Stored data
######

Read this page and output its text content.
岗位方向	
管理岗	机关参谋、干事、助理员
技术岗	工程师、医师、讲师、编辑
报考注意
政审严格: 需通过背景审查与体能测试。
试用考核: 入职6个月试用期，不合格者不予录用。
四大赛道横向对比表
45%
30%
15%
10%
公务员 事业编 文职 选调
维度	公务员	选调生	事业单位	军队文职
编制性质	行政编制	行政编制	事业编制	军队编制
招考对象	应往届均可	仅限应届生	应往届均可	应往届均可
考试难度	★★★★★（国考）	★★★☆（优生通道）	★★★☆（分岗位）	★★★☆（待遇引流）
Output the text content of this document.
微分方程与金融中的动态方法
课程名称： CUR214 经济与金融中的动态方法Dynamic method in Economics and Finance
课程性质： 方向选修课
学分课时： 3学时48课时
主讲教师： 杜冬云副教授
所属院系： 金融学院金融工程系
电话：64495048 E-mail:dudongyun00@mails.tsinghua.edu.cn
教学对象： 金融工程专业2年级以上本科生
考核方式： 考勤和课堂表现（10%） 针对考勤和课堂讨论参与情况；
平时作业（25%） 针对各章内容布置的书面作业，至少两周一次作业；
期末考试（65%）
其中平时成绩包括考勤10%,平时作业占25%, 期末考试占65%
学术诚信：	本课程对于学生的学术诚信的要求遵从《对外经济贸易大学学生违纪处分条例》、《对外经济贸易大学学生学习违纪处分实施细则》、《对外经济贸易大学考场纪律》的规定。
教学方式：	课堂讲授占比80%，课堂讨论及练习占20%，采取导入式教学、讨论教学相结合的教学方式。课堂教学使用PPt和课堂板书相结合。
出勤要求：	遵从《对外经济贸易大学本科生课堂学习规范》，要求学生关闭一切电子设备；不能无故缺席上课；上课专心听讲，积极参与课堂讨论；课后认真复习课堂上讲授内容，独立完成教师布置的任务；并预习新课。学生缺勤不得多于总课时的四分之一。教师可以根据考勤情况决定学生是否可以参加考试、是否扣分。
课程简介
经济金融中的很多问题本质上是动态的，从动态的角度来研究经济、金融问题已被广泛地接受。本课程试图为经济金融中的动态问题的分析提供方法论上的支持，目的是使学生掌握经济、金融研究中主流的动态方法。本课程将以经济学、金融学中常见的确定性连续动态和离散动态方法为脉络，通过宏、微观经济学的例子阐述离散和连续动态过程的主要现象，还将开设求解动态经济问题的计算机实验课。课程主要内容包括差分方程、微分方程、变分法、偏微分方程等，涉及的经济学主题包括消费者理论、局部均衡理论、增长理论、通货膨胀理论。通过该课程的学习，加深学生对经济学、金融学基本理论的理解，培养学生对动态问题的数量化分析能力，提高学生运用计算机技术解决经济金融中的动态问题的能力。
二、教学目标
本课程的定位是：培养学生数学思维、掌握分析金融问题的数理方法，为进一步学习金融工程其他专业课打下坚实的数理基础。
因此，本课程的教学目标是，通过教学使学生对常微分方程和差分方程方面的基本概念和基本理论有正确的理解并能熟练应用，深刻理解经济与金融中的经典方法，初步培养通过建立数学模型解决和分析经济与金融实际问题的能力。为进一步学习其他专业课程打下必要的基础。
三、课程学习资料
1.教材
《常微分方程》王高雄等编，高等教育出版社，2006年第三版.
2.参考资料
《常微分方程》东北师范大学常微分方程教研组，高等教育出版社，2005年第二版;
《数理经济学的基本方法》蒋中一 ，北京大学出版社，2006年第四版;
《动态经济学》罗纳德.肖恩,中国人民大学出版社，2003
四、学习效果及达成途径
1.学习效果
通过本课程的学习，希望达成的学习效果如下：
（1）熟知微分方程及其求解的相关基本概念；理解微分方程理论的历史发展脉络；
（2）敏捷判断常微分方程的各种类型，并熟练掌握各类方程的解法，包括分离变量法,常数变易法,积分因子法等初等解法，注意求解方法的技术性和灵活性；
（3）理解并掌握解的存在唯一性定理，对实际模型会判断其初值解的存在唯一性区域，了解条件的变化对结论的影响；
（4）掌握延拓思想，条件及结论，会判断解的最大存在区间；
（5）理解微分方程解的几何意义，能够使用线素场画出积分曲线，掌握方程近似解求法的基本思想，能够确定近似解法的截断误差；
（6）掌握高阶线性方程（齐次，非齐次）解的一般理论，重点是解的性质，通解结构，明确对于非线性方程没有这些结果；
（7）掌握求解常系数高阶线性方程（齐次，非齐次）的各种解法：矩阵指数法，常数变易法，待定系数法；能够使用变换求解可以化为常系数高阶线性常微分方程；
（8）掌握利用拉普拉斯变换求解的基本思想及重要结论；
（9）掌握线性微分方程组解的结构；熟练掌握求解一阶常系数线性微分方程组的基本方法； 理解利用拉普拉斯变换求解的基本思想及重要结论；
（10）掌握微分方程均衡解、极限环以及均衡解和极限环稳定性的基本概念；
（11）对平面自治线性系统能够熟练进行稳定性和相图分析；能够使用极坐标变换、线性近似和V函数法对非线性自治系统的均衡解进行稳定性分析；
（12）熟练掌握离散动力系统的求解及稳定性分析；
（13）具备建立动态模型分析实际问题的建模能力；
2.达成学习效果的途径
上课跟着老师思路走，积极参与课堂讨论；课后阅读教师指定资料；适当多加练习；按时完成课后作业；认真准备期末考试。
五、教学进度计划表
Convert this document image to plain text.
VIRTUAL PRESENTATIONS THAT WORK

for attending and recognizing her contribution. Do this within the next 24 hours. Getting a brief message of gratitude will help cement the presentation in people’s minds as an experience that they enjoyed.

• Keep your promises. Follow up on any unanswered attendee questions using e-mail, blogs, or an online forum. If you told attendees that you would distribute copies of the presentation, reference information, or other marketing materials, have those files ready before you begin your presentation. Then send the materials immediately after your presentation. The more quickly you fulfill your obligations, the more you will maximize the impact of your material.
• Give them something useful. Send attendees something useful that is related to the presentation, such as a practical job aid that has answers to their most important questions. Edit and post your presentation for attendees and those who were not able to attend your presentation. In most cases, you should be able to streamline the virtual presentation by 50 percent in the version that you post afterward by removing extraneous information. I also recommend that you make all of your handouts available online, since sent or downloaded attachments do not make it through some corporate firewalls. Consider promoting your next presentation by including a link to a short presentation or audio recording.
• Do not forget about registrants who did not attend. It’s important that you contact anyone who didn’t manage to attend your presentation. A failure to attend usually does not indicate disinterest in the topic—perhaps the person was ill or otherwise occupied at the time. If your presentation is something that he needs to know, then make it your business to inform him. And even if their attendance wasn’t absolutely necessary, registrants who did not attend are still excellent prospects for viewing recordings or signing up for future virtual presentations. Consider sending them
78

######

→ Aim
How many lines of these entries contain "document"? Answer with the number and nothing else.

→ Result of this task
2